• **WHAT YOU SHOULD DO**
Collect every line from the rows below that contains the string "card".

• **SOURCE MATERIAL**
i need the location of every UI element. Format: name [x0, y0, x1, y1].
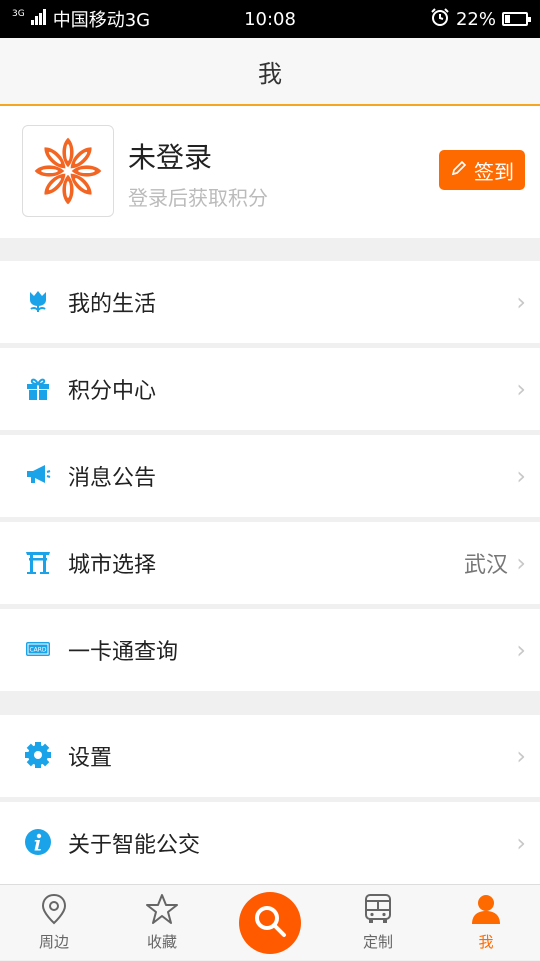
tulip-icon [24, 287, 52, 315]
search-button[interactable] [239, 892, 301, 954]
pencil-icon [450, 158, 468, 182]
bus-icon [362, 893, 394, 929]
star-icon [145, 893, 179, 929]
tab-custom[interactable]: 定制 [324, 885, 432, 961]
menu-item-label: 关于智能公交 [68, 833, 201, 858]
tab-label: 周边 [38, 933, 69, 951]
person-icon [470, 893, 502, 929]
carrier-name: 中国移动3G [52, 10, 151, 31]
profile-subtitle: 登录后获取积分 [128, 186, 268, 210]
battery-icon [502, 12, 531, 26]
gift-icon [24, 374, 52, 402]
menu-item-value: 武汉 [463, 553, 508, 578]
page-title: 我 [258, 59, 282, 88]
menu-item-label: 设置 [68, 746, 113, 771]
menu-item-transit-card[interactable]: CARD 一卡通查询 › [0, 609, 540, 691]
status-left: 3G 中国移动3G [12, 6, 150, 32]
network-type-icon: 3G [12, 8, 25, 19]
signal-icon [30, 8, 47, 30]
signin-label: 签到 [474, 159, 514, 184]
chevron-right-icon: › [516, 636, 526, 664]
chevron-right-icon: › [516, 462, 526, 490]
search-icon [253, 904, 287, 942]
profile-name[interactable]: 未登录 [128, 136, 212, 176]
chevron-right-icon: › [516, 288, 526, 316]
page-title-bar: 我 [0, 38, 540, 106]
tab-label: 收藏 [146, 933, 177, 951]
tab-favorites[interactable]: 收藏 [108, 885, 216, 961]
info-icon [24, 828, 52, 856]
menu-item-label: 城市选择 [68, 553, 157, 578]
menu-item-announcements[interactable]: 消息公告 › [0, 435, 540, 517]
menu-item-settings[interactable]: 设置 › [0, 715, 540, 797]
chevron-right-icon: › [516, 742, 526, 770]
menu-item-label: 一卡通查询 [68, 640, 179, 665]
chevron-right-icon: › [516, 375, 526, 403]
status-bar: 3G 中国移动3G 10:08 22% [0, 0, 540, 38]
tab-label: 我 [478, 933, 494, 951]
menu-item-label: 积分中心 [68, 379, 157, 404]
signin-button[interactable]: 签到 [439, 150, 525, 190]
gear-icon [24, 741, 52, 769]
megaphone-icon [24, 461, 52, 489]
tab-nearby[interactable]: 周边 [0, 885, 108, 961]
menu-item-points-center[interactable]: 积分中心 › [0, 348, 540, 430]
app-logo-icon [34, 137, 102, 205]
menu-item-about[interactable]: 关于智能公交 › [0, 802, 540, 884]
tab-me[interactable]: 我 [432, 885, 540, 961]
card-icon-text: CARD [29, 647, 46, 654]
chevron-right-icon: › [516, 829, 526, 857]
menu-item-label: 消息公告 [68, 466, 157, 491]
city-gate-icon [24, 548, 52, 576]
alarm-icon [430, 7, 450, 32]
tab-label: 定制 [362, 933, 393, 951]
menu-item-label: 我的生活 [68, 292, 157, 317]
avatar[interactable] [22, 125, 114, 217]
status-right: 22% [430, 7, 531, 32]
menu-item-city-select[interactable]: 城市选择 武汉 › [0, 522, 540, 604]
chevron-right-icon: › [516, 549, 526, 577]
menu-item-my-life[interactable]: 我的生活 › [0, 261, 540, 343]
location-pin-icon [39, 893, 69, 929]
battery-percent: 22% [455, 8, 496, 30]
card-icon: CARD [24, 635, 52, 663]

==

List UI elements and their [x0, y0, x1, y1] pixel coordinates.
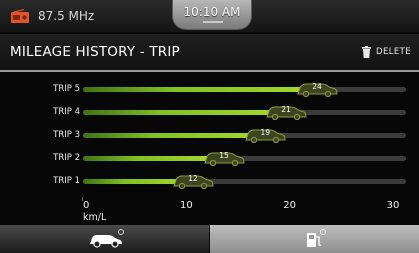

• **ANSWER IN FULL**
menu-item-transit-card[interactable]: CARD 一卡通查询 › [0, 609, 540, 691]
card-icon-text: CARD [29, 647, 46, 654]
card-icon: CARD [24, 635, 52, 663]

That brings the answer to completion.